*** Given information ***

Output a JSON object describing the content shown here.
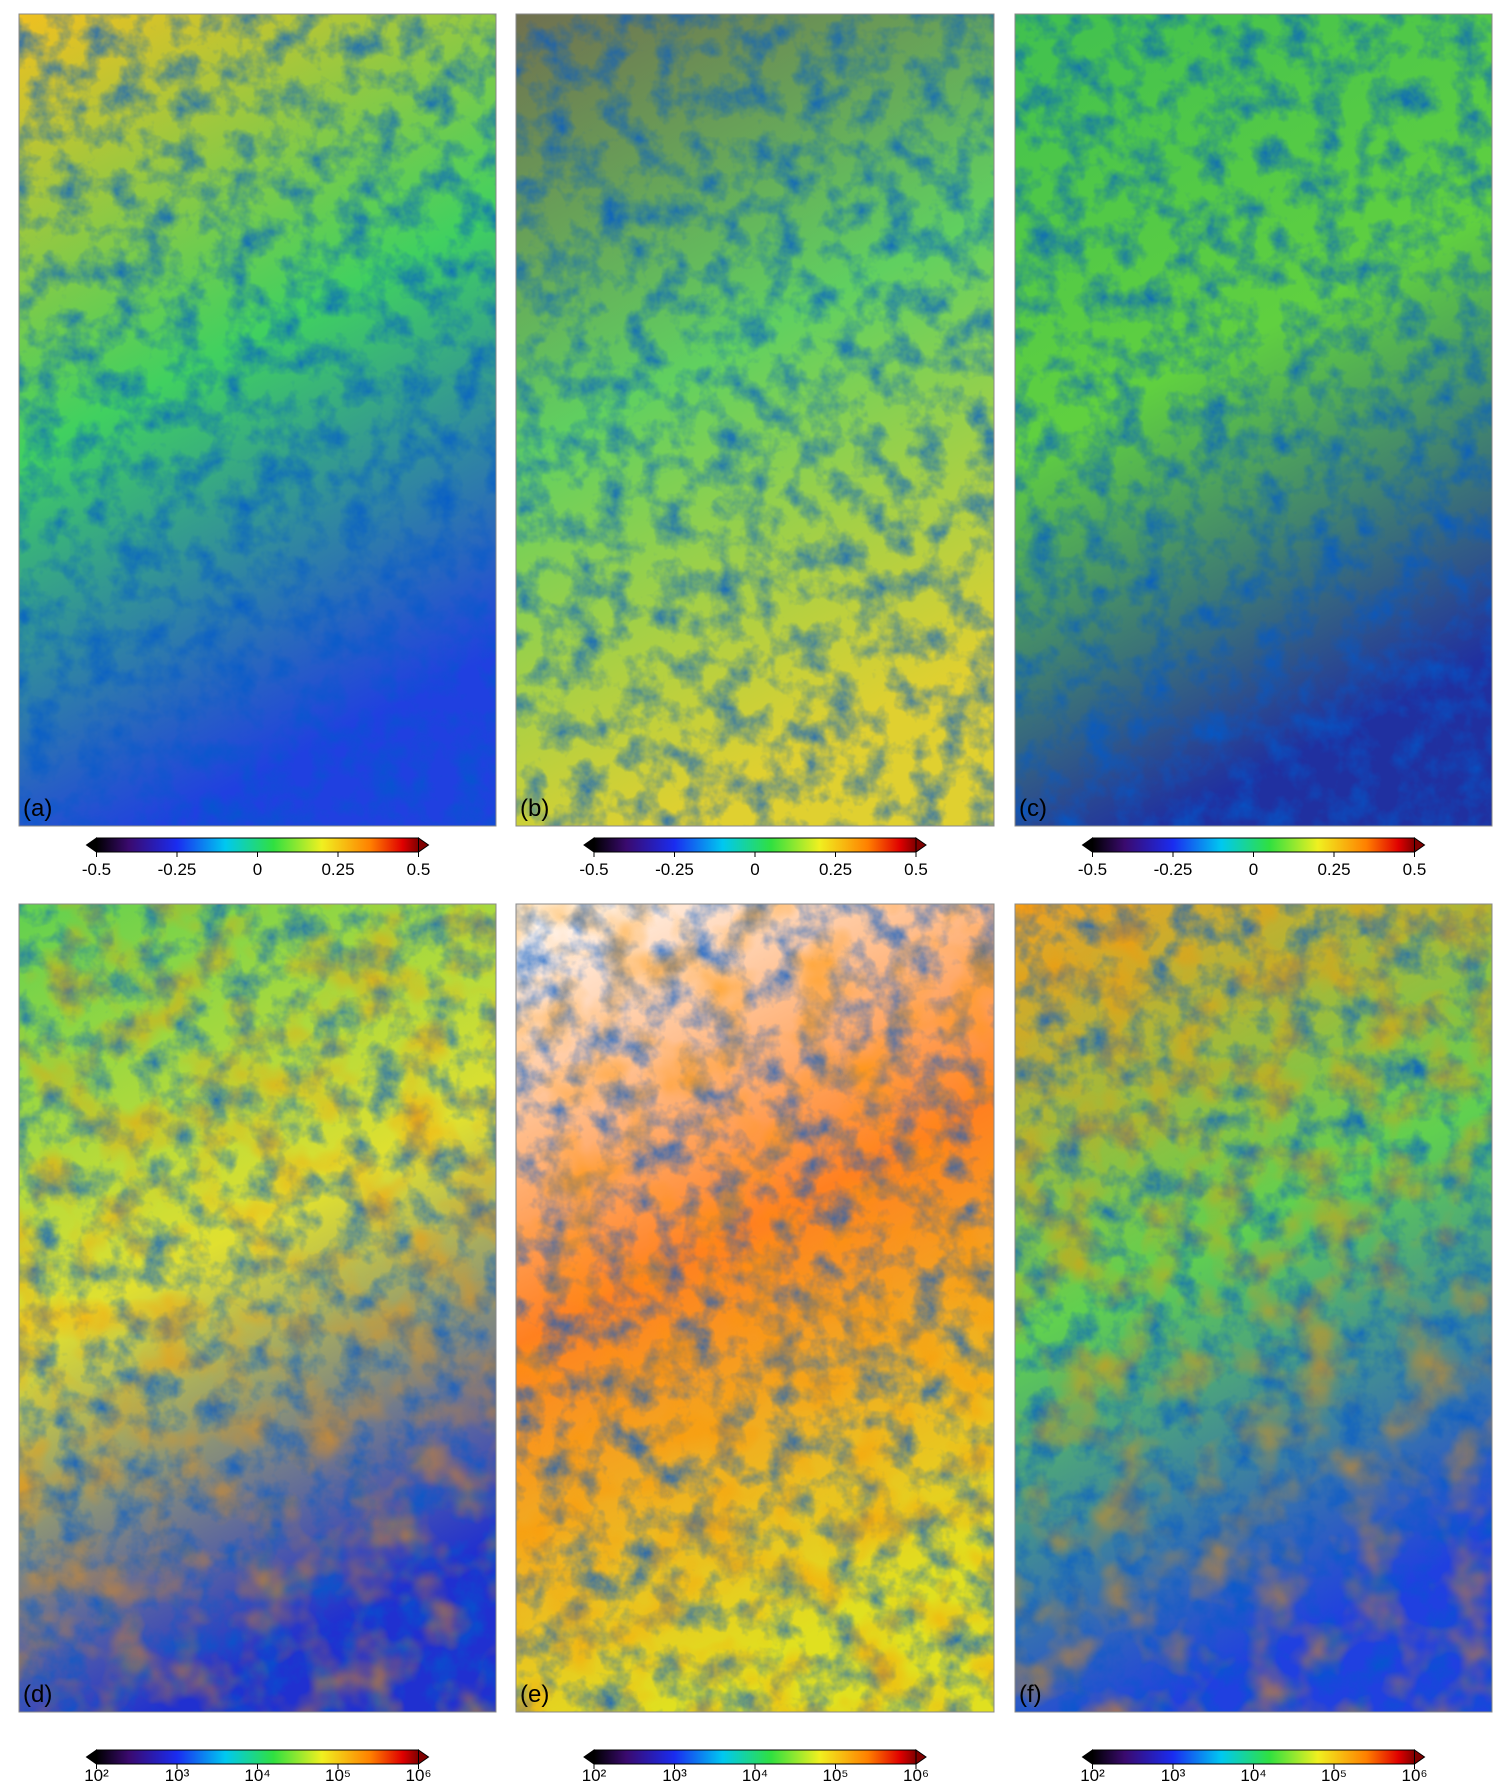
{
  "panels": [
    {
      "label": "(a)",
      "colorbar": {
        "range": [
          -0.5,
          0.5
        ],
        "ticks": [
          -0.5,
          -0.25,
          0,
          0.25,
          0.5
        ],
        "log": false
      }
    },
    {
      "label": "(b)",
      "colorbar": {
        "range": [
          -0.5,
          0.5
        ],
        "ticks": [
          -0.5,
          -0.25,
          0,
          0.25,
          0.5
        ],
        "log": false
      }
    },
    {
      "label": "(c)",
      "colorbar": {
        "range": [
          -0.5,
          0.5
        ],
        "ticks": [
          -0.5,
          -0.25,
          0,
          0.25,
          0.5
        ],
        "log": false
      }
    },
    {
      "label": "(d)",
      "colorbar": {
        "range": [
          100,
          1000000
        ],
        "log": true,
        "ticks": [
          {
            "value": 100,
            "label": "10²"
          },
          {
            "value": 1000,
            "label": "10³"
          },
          {
            "value": 10000,
            "label": "10⁴"
          },
          {
            "value": 100000,
            "label": "10⁵"
          },
          {
            "value": 1000000,
            "label": "10⁶"
          }
        ]
      }
    },
    {
      "label": "(e)",
      "colorbar": {
        "range": [
          100,
          1000000
        ],
        "log": true,
        "ticks": [
          {
            "value": 100,
            "label": "10²"
          },
          {
            "value": 1000,
            "label": "10³"
          },
          {
            "value": 10000,
            "label": "10⁴"
          },
          {
            "value": 100000,
            "label": "10⁵"
          },
          {
            "value": 1000000,
            "label": "10⁶"
          }
        ]
      }
    },
    {
      "label": "(f)",
      "colorbar": {
        "range": [
          100,
          1000000
        ],
        "log": true,
        "ticks": [
          {
            "value": 100,
            "label": "10²"
          },
          {
            "value": 1000,
            "label": "10³"
          },
          {
            "value": 10000,
            "label": "10⁴"
          },
          {
            "value": 100000,
            "label": "10⁵"
          },
          {
            "value": 1000000,
            "label": "10⁶"
          }
        ]
      }
    }
  ]
}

***

**Short problem**
Transcribe all the lines above exactly, apart from the pictures.

**The answer**
Output a JSON object describing the content shown here.
{
  "panels": [
    {
      "label": "(a)",
      "colorbar": {
        "range": [
          -0.5,
          0.5
        ],
        "ticks": [
          -0.5,
          -0.25,
          0,
          0.25,
          0.5
        ],
        "log": false
      }
    },
    {
      "label": "(b)",
      "colorbar": {
        "range": [
          -0.5,
          0.5
        ],
        "ticks": [
          -0.5,
          -0.25,
          0,
          0.25,
          0.5
        ],
        "log": false
      }
    },
    {
      "label": "(c)",
      "colorbar": {
        "range": [
          -0.5,
          0.5
        ],
        "ticks": [
          -0.5,
          -0.25,
          0,
          0.25,
          0.5
        ],
        "log": false
      }
    },
    {
      "label": "(d)",
      "colorbar": {
        "range": [
          100,
          1000000
        ],
        "log": true,
        "ticks": [
          {
            "value": 100,
            "label": "10²"
          },
          {
            "value": 1000,
            "label": "10³"
          },
          {
            "value": 10000,
            "label": "10⁴"
          },
          {
            "value": 100000,
            "label": "10⁵"
          },
          {
            "value": 1000000,
            "label": "10⁶"
          }
        ]
      }
    },
    {
      "label": "(e)",
      "colorbar": {
        "range": [
          100,
          1000000
        ],
        "log": true,
        "ticks": [
          {
            "value": 100,
            "label": "10²"
          },
          {
            "value": 1000,
            "label": "10³"
          },
          {
            "value": 10000,
            "label": "10⁴"
          },
          {
            "value": 100000,
            "label": "10⁵"
          },
          {
            "value": 1000000,
            "label": "10⁶"
          }
        ]
      }
    },
    {
      "label": "(f)",
      "colorbar": {
        "range": [
          100,
          1000000
        ],
        "log": true,
        "ticks": [
          {
            "value": 100,
            "label": "10²"
          },
          {
            "value": 1000,
            "label": "10³"
          },
          {
            "value": 10000,
            "label": "10⁴"
          },
          {
            "value": 100000,
            "label": "10⁵"
          },
          {
            "value": 1000000,
            "label": "10⁶"
          }
        ]
      }
    }
  ]
}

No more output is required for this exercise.